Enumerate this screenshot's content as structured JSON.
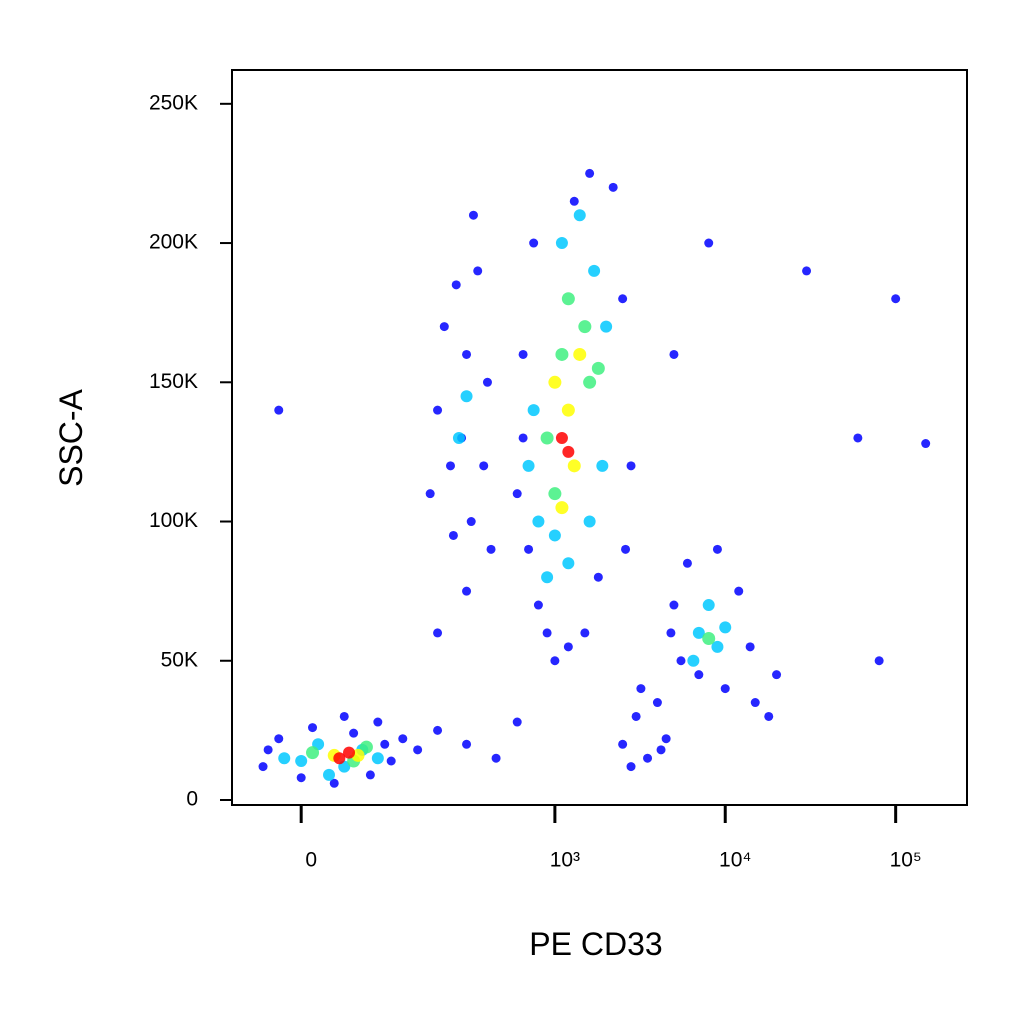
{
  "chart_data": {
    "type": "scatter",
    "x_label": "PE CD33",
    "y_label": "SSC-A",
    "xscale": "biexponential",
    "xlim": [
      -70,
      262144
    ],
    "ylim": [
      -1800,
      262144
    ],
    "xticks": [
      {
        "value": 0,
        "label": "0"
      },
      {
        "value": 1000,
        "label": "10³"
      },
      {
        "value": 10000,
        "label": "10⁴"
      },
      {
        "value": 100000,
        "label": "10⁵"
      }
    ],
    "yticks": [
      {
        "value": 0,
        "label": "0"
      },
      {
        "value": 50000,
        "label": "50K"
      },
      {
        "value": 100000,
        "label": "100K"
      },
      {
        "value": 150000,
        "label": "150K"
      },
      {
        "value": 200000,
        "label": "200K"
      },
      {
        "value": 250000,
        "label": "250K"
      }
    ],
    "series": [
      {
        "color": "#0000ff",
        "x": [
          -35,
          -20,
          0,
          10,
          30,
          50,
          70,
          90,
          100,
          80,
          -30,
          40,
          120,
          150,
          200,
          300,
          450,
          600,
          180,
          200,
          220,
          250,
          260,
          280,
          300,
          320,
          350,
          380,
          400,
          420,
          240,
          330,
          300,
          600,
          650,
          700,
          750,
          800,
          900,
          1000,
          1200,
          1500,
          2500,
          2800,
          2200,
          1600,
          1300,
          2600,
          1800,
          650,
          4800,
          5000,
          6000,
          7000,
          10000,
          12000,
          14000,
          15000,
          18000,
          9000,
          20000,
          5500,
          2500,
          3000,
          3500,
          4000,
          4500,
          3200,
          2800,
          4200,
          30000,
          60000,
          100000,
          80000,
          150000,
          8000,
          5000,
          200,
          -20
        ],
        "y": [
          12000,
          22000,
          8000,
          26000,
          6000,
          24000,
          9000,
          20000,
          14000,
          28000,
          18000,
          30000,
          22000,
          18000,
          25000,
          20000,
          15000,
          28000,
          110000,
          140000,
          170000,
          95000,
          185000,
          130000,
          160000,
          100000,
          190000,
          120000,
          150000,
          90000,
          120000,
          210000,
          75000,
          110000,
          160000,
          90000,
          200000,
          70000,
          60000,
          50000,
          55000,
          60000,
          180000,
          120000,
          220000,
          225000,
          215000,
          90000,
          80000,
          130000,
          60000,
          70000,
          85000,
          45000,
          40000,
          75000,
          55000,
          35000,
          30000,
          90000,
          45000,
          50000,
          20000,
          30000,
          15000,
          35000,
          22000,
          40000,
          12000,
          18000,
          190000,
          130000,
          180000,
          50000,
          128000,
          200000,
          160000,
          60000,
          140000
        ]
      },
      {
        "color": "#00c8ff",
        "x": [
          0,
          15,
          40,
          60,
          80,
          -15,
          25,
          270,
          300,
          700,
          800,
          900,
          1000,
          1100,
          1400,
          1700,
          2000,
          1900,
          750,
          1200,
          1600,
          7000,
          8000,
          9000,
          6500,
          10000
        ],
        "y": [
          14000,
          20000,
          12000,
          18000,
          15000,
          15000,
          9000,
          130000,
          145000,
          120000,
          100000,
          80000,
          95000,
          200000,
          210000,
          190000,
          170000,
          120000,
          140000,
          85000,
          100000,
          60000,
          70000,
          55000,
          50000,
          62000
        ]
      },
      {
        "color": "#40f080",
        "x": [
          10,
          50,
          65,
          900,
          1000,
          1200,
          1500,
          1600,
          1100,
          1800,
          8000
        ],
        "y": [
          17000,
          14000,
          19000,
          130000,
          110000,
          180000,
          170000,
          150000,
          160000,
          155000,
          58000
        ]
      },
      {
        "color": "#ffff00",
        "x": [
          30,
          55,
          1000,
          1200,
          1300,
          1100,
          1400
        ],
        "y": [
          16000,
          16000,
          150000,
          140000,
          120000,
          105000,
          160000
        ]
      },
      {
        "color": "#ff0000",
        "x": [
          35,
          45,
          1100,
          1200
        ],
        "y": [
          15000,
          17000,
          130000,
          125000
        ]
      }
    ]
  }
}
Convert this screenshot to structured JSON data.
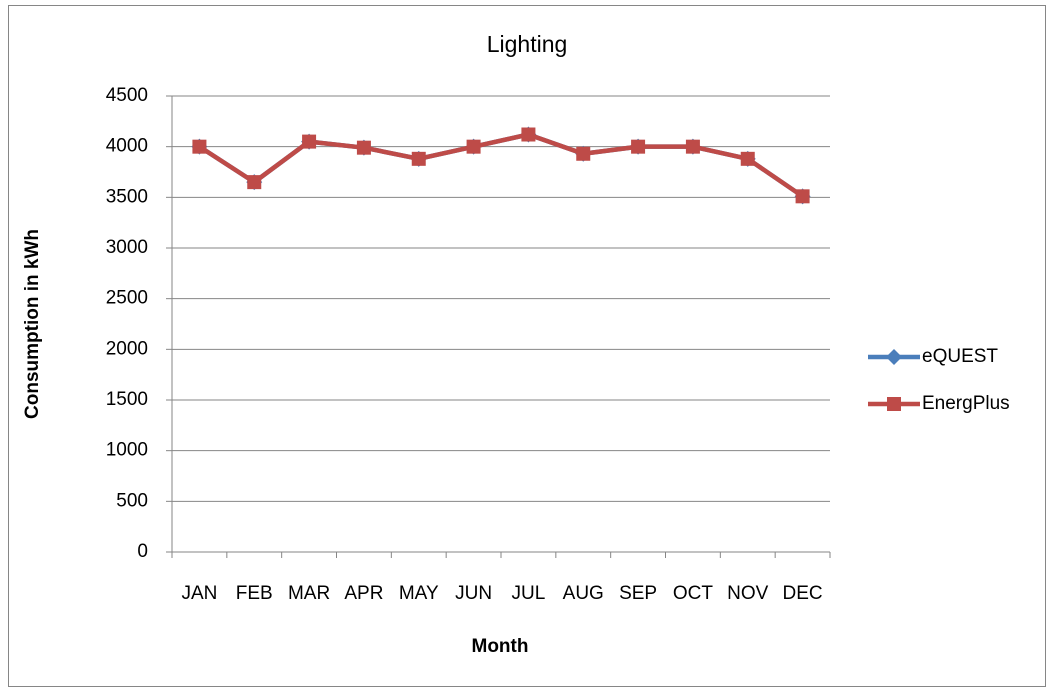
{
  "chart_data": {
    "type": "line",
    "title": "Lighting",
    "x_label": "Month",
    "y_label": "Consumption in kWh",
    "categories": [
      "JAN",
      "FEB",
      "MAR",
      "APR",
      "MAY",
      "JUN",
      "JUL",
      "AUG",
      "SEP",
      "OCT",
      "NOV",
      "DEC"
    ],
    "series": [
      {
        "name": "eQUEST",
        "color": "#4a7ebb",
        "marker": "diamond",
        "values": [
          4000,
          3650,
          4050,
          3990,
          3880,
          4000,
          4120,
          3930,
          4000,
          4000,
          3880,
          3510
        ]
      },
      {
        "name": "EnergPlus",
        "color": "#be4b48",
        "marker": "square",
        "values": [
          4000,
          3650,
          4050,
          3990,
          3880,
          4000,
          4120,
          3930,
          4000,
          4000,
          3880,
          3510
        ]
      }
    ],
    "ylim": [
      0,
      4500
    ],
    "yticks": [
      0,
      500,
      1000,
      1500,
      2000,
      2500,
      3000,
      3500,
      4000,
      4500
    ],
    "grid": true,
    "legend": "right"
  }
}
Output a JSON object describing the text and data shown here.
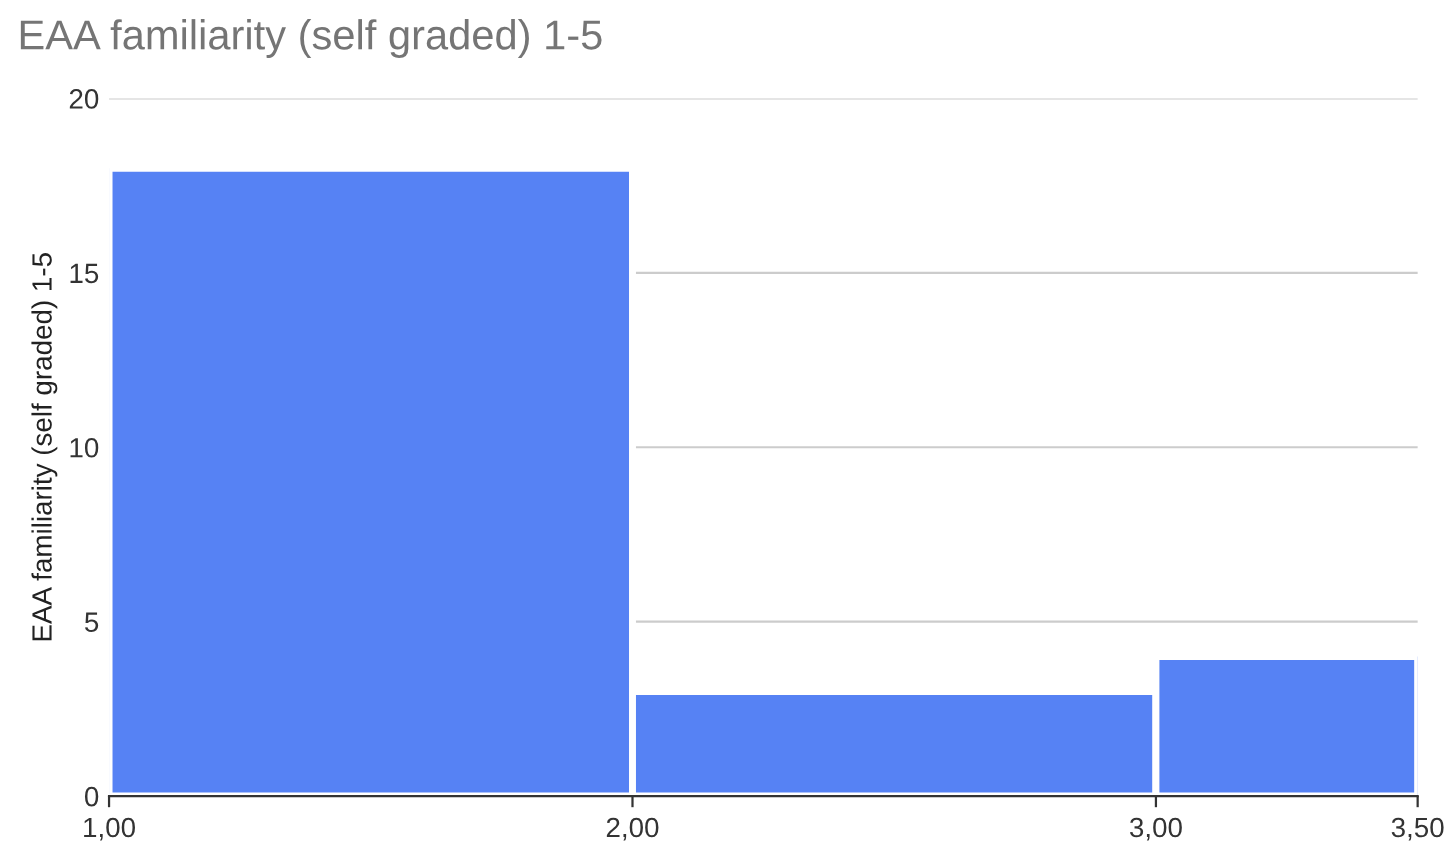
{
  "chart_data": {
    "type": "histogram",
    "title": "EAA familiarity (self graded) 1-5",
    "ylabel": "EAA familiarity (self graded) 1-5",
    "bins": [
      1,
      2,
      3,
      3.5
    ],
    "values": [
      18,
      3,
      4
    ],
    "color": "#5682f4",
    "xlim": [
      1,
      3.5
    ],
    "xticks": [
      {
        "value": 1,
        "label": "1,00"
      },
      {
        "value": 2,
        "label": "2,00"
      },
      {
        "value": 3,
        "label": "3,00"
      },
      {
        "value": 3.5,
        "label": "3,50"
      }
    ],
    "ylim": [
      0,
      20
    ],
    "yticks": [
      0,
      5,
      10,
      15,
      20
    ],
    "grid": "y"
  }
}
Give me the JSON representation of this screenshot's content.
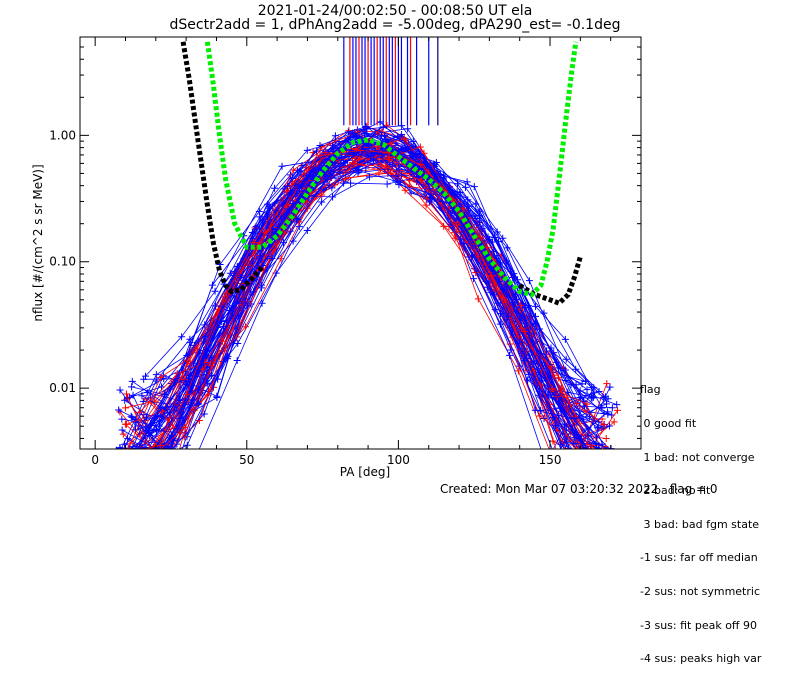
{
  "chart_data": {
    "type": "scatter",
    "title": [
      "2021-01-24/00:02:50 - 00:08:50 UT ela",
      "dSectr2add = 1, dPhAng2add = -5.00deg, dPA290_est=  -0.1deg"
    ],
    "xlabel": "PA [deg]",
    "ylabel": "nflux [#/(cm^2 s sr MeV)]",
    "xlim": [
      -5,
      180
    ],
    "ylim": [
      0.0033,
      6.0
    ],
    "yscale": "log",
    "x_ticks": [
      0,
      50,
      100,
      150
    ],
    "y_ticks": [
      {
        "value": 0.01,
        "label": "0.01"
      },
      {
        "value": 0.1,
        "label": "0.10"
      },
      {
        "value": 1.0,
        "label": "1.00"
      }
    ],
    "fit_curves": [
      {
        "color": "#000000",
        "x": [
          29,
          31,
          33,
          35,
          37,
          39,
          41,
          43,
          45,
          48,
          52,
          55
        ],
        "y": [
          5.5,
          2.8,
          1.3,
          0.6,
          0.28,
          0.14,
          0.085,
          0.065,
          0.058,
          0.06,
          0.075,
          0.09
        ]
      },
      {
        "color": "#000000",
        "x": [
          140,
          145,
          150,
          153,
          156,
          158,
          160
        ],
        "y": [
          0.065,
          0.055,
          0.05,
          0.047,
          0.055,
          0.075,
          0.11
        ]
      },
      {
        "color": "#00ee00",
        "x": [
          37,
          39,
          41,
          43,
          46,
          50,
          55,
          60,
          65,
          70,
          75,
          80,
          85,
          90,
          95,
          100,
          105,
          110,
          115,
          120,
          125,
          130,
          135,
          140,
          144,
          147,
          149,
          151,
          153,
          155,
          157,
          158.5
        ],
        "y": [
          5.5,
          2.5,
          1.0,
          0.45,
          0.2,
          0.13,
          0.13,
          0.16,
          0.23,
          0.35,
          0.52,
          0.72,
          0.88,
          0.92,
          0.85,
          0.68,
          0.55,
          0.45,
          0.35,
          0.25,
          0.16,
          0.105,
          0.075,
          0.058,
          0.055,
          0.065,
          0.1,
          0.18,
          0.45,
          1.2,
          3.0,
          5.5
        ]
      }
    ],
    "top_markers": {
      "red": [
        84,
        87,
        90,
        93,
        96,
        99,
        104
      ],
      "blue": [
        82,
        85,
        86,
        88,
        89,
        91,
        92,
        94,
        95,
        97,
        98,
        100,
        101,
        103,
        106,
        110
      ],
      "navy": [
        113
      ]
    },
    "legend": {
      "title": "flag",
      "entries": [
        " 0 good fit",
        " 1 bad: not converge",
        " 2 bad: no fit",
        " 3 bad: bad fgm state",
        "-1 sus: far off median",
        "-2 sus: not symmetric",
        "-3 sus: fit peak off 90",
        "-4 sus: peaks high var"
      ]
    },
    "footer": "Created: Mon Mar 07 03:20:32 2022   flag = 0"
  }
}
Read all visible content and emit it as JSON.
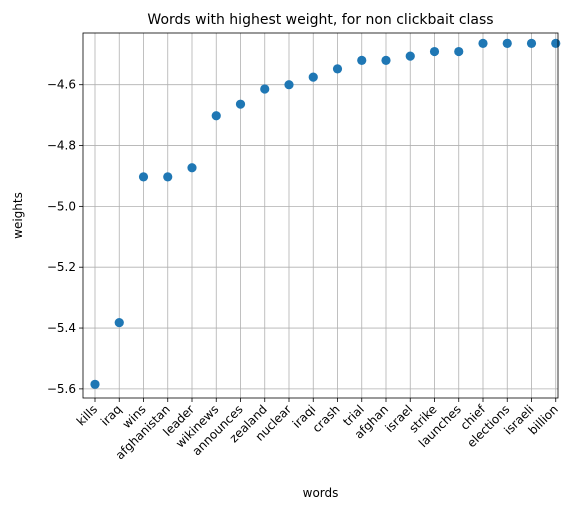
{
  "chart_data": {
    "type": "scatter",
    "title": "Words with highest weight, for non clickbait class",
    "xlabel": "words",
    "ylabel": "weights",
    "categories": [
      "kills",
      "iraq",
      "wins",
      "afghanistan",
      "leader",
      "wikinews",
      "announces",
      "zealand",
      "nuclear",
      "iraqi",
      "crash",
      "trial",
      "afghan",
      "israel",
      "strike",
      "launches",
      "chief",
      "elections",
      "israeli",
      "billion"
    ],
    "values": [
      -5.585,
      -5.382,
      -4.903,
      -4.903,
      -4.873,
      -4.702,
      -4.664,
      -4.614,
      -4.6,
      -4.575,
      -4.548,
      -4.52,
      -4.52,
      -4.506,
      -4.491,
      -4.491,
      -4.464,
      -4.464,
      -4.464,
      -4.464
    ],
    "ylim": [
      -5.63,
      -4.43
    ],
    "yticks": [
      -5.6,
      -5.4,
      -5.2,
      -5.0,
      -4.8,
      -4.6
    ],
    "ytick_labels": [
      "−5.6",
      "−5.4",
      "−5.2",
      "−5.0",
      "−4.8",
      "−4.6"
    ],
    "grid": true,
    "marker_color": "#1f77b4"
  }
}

_The task:_ Count the lines above that contain the word "JSON", and give only that number.

_Answer to the problem:_ 5